**SET PROBLEM:** Transcribe each record exactly. Include every one.

::: DATA SECTION

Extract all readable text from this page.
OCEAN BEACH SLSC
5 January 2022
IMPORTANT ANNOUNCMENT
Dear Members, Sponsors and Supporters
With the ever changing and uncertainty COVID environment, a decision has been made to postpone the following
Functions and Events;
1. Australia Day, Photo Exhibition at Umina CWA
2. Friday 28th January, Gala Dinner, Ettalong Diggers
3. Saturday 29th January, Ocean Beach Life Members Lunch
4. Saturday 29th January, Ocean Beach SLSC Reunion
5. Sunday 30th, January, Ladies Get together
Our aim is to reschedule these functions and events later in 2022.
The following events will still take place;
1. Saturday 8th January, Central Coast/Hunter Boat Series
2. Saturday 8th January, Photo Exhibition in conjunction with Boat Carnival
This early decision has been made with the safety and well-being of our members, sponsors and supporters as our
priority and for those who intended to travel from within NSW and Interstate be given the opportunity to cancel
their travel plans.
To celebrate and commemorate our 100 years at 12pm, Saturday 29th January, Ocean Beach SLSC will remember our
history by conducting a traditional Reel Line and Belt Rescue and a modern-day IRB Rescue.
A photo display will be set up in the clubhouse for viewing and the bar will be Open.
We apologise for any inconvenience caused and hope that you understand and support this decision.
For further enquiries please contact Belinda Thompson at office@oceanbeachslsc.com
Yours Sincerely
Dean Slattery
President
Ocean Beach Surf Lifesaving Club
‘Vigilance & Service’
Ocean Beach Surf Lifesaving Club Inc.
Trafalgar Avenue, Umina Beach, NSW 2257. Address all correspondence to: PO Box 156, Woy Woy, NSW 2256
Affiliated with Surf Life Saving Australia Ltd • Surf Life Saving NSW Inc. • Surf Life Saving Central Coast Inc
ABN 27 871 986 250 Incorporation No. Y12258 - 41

::::::

**ANSWER FOR THIS EXERCISE:**
Extract all readable text from this page.
OCEAN BEACH SLSC
5 January 2022
IMPORTANT ANNOUNCMENT
Dear Members, Sponsors and Supporters
With the ever changing and uncertainty COVID environment, a decision has been made to postpone the following
Functions and Events;
1. Australia Day, Photo Exhibition at Umina CWA
2. Friday 28th January, Gala Dinner, Ettalong Diggers
3. Saturday 29th January, Ocean Beach Life Members Lunch
4. Saturday 29th January, Ocean Beach SLSC Reunion
5. Sunday 30th, January, Ladies Get together
Our aim is to reschedule these functions and events later in 2022.
The following events will still take place;
1. Saturday 8th January, Central Coast/Hunter Boat Series
2. Saturday 8th January, Photo Exhibition in conjunction with Boat Carnival
This early decision has been made with the safety and well-being of our members, sponsors and supporters as our
priority and for those who intended to travel from within NSW and Interstate be given the opportunity to cancel
their travel plans.
To celebrate and commemorate our 100 years at 12pm, Saturday 29th January, Ocean Beach SLSC will remember our
history by conducting a traditional Reel Line and Belt Rescue and a modern-day IRB Rescue.
A photo display will be set up in the clubhouse for viewing and the bar will be Open.
We apologise for any inconvenience caused and hope that you understand and support this decision.
For further enquiries please contact Belinda Thompson at office@oceanbeachslsc.com
Yours Sincerely
Dean Slattery
President
Ocean Beach Surf Lifesaving Club
‘Vigilance & Service’
Ocean Beach Surf Lifesaving Club Inc.
Trafalgar Avenue, Umina Beach, NSW 2257. Address all correspondence to: PO Box 156, Woy Woy, NSW 2256
Affiliated with Surf Life Saving Australia Ltd • Surf Life Saving NSW Inc. • Surf Life Saving Central Coast Inc
ABN 27 871 986 250 Incorporation No. Y12258 - 41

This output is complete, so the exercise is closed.